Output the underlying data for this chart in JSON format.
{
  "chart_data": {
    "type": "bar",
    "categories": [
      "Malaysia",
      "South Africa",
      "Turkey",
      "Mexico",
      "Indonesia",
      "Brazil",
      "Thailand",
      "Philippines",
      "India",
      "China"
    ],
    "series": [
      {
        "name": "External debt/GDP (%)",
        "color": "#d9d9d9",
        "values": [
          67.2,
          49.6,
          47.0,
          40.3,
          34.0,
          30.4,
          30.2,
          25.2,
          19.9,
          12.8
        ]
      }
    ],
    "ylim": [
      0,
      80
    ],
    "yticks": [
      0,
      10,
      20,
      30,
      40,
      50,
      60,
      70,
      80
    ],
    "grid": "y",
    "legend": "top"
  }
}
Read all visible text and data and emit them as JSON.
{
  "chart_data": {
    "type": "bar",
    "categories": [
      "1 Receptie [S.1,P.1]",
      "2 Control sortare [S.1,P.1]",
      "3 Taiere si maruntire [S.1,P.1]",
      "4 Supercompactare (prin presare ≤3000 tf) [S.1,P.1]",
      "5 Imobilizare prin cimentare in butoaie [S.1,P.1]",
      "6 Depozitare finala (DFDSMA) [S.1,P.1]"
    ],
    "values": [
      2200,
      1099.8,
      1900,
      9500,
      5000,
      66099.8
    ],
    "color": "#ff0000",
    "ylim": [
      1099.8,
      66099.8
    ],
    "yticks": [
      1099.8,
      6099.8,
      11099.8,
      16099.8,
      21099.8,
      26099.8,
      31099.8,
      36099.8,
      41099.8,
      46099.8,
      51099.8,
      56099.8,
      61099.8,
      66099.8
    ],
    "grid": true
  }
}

━━━━━━━━━━━━━━━━

[Required task]
Produce an exact copy of the whole listing.

[Output of the task]
Output the underlying data for this chart in JSON format.
{
  "chart_data": {
    "type": "bar",
    "categories": [
      "Malaysia",
      "South Africa",
      "Turkey",
      "Mexico",
      "Indonesia",
      "Brazil",
      "Thailand",
      "Philippines",
      "India",
      "China"
    ],
    "series": [
      {
        "name": "External debt/GDP (%)",
        "color": "#d9d9d9",
        "values": [
          67.2,
          49.6,
          47.0,
          40.3,
          34.0,
          30.4,
          30.2,
          25.2,
          19.9,
          12.8
        ]
      }
    ],
    "ylim": [
      0,
      80
    ],
    "yticks": [
      0,
      10,
      20,
      30,
      40,
      50,
      60,
      70,
      80
    ],
    "grid": "y",
    "legend": "top"
  }
}
Read all visible text and data and emit them as JSON.
{
  "chart_data": {
    "type": "bar",
    "categories": [
      "1 Receptie [S.1,P.1]",
      "2 Control sortare [S.1,P.1]",
      "3 Taiere si maruntire [S.1,P.1]",
      "4 Supercompactare (prin presare ≤3000 tf) [S.1,P.1]",
      "5 Imobilizare prin cimentare in butoaie [S.1,P.1]",
      "6 Depozitare finala (DFDSMA) [S.1,P.1]"
    ],
    "values": [
      2200,
      1099.8,
      1900,
      9500,
      5000,
      66099.8
    ],
    "color": "#ff0000",
    "ylim": [
      1099.8,
      66099.8
    ],
    "yticks": [
      1099.8,
      6099.8,
      11099.8,
      16099.8,
      21099.8,
      26099.8,
      31099.8,
      36099.8,
      41099.8,
      46099.8,
      51099.8,
      56099.8,
      61099.8,
      66099.8
    ],
    "grid": true
  }
}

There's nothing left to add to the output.